Data in this exercise:
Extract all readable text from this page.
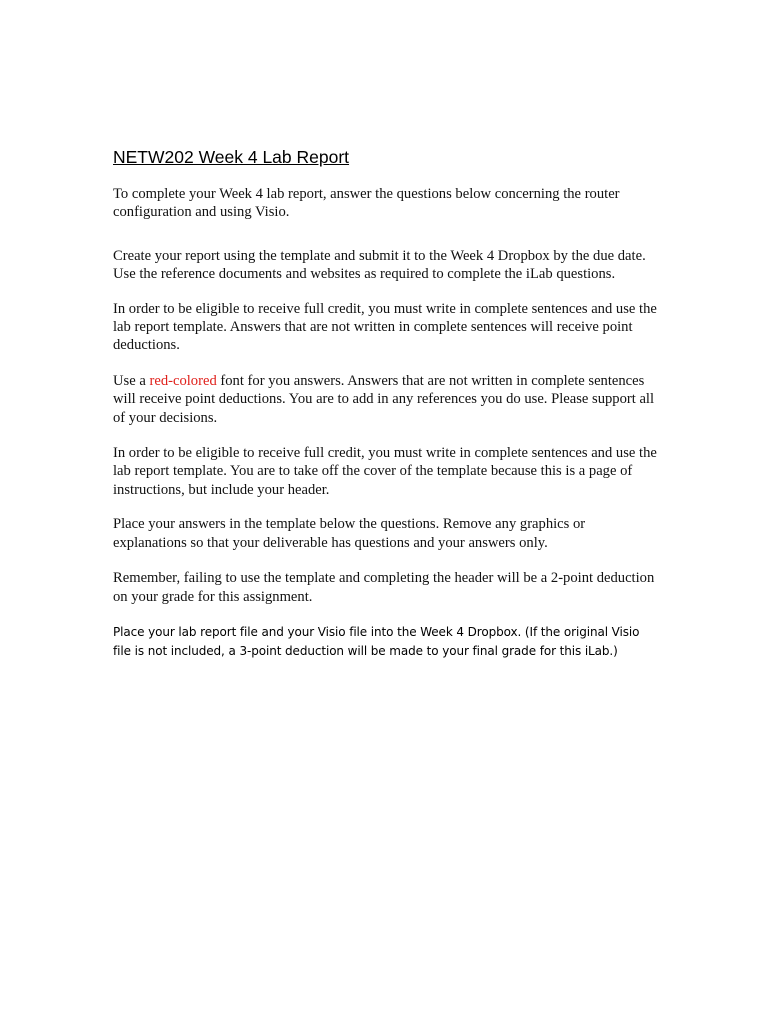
NETW202 Week 4 Lab Report

To complete your Week 4 lab report, answer the questions below concerning the router configuration and using Visio.

Create your report using the template and submit it to the Week 4 Dropbox by the due date. Use the reference documents and websites as required to complete the iLab questions.

In order to be eligible to receive full credit, you must write in complete sentences and use the lab report template. Answers that are not written in complete sentences will receive point deductions.

Use a red-colored font for you answers. Answers that are not written in complete sentences will receive point deductions. You are to add in any references you do use. Please support all of your decisions.

In order to be eligible to receive full credit, you must write in complete sentences and use the lab report template. You are to take off the cover of the template because this is a page of instructions, but include your header.

Place your answers in the template below the questions. Remove any graphics or explanations so that your deliverable has questions and your answers only.

Remember, failing to use the template and completing the header will be a 2-point deduction on your grade for this assignment.

Place your lab report file and your Visio file into the Week 4 Dropbox. (If the original Visio file is not included, a 3-point deduction will be made to your final grade for this iLab.)
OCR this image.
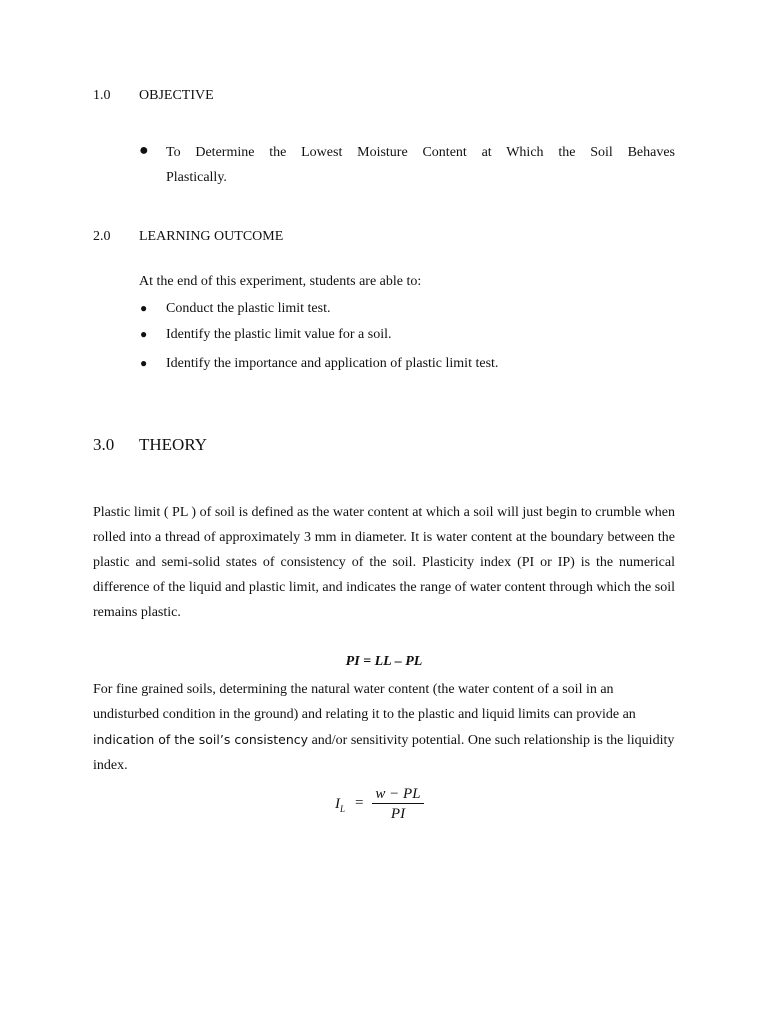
1.0 OBJECTIVE
● To Determine the Lowest Moisture Content at Which the Soil Behaves
Plastically.
2.0 LEARNING OUTCOME
At the end of this experiment, students are able to:
● Conduct the plastic limit test.
● Identify the plastic limit value for a soil.
● Identify the importance and application of plastic limit test.
3.0 THEORY
Plastic limit ( PL ) of soil is defined as the water content at which a soil will just begin to crumble when rolled into a thread of approximately 3 mm in diameter. It is water content at the boundary between the plastic and semi-solid states of consistency of the soil. Plasticity index (PI or IP) is the numerical difference of the liquid and plastic limit, and indicates the range of water content through which the soil remains plastic.
PI = LL – PL
For fine grained soils, determining the natural water content (the water content of a soil in an undisturbed condition in the ground) and relating it to the plastic and liquid limits can provide an indication of the soil’s consistency and/or sensitivity potential. One such relationship is the liquidity index.
$I_L$ =
w − PL
PI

What this task involves: Omit the pictures and restate the rest of the records verbatim.

Full solution:
Extract all readable text from this page.
NETW202 Week 4 Lab Report

To complete your Week 4 lab report, answer the questions below concerning the router configuration and using Visio.

Create your report using the template and submit it to the Week 4 Dropbox by the due date. Use the reference documents and websites as required to complete the iLab questions.

In order to be eligible to receive full credit, you must write in complete sentences and use the lab report template. Answers that are not written in complete sentences will receive point deductions.

Use a red-colored font for you answers. Answers that are not written in complete sentences will receive point deductions. You are to add in any references you do use. Please support all of your decisions.

In order to be eligible to receive full credit, you must write in complete sentences and use the lab report template. You are to take off the cover of the template because this is a page of instructions, but include your header.

Place your answers in the template below the questions. Remove any graphics or explanations so that your deliverable has questions and your answers only.

Remember, failing to use the template and completing the header will be a 2-point deduction on your grade for this assignment.

Place your lab report file and your Visio file into the Week 4 Dropbox. (If the original Visio file is not included, a 3-point deduction will be made to your final grade for this iLab.)
OCR this image.
1.0 OBJECTIVE
● To Determine the Lowest Moisture Content at Which the Soil Behaves
Plastically.
2.0 LEARNING OUTCOME
At the end of this experiment, students are able to:
● Conduct the plastic limit test.
● Identify the plastic limit value for a soil.
● Identify the importance and application of plastic limit test.
3.0 THEORY
Plastic limit ( PL ) of soil is defined as the water content at which a soil will just begin to crumble when rolled into a thread of approximately 3 mm in diameter. It is water content at the boundary between the plastic and semi-solid states of consistency of the soil. Plasticity index (PI or IP) is the numerical difference of the liquid and plastic limit, and indicates the range of water content through which the soil remains plastic.
PI = LL – PL
For fine grained soils, determining the natural water content (the water content of a soil in an undisturbed condition in the ground) and relating it to the plastic and liquid limits can provide an indication of the soil’s consistency and/or sensitivity potential. One such relationship is the liquidity index.
$I_L$ =
w − PL
PI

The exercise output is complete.